--- The data ---
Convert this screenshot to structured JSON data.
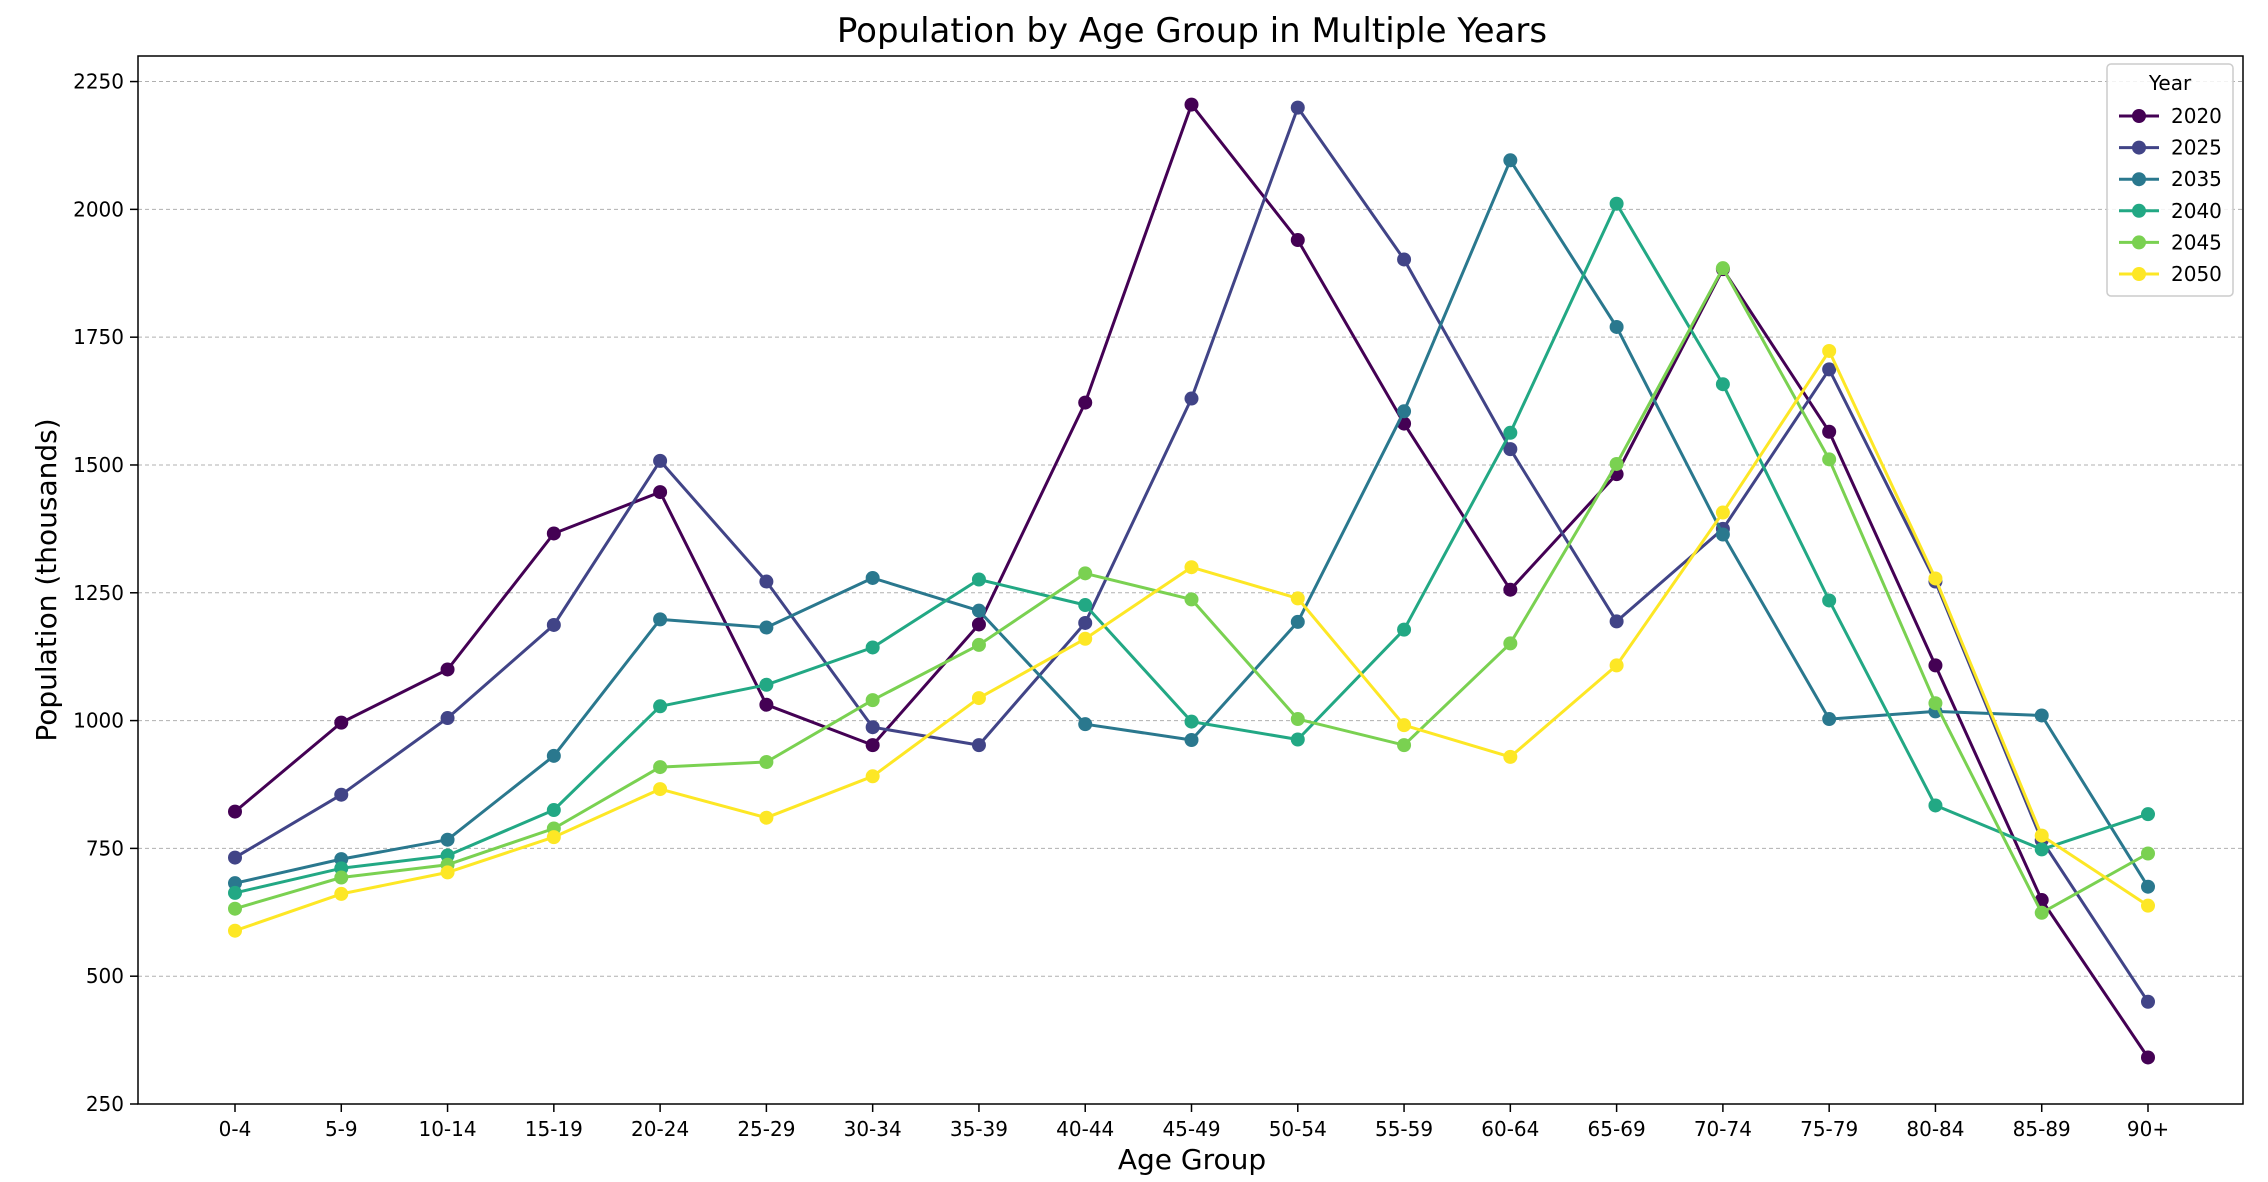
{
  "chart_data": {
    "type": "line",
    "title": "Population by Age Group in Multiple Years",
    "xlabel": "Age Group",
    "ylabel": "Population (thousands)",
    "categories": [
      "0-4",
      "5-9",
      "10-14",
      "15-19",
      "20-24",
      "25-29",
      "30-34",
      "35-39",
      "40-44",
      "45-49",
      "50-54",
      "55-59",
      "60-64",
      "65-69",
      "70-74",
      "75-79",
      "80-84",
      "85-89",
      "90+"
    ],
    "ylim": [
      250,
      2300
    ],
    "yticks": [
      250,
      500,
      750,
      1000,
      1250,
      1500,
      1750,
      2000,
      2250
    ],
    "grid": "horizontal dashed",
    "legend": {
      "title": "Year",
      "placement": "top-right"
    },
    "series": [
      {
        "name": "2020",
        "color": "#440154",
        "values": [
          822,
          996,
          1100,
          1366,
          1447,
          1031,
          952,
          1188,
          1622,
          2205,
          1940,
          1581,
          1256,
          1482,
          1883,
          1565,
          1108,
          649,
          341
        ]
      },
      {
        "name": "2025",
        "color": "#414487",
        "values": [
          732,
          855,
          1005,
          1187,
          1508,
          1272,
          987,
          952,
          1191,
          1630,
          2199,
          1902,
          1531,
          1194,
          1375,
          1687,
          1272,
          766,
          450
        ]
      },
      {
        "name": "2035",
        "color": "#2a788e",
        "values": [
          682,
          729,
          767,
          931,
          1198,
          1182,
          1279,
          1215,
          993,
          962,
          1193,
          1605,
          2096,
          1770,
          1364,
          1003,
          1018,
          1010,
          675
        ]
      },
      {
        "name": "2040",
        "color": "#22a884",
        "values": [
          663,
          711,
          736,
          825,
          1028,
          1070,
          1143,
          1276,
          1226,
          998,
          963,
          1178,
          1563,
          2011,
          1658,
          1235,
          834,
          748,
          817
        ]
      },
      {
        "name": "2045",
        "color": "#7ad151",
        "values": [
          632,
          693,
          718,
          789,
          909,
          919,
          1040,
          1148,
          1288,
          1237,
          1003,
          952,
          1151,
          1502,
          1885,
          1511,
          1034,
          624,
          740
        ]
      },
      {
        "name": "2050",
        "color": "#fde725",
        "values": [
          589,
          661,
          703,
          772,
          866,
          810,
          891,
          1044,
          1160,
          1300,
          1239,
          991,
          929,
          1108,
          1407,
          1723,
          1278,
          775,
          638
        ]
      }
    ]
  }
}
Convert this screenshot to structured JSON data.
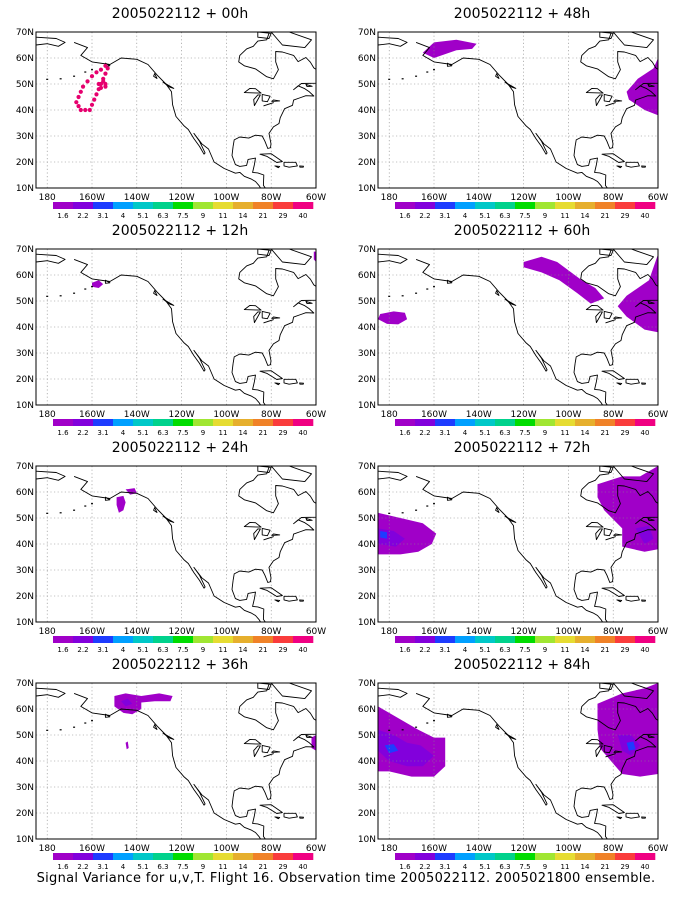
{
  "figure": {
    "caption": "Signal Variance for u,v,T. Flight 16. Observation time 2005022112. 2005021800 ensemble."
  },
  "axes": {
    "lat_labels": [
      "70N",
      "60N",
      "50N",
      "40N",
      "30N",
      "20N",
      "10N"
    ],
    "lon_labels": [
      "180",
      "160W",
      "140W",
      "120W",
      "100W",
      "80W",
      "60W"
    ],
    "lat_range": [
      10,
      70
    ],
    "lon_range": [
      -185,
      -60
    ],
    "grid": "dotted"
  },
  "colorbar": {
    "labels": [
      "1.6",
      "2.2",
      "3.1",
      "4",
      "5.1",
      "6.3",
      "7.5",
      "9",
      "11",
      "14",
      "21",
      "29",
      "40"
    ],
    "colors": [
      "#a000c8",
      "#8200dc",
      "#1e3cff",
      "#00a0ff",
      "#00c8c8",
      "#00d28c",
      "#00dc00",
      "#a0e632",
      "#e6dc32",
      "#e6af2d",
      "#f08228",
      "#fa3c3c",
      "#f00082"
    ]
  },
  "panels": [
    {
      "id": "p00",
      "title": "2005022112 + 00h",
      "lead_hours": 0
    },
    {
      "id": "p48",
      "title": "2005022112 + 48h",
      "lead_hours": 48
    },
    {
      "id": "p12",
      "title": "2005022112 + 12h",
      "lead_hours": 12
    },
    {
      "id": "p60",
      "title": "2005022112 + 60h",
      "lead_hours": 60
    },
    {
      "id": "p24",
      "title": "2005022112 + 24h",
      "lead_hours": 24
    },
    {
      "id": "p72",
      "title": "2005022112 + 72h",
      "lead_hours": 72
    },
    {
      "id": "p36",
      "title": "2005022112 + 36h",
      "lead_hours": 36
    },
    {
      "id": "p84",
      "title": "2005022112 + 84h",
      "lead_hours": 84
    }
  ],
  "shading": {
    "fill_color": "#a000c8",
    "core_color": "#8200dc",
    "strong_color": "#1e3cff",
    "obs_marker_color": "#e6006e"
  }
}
---
Required task »
Return every line above in which the string "Population" occurs.

Answer below »
    "title": "Population by Age Group in Multiple Years",
    "ylabel": "Population (thousands)",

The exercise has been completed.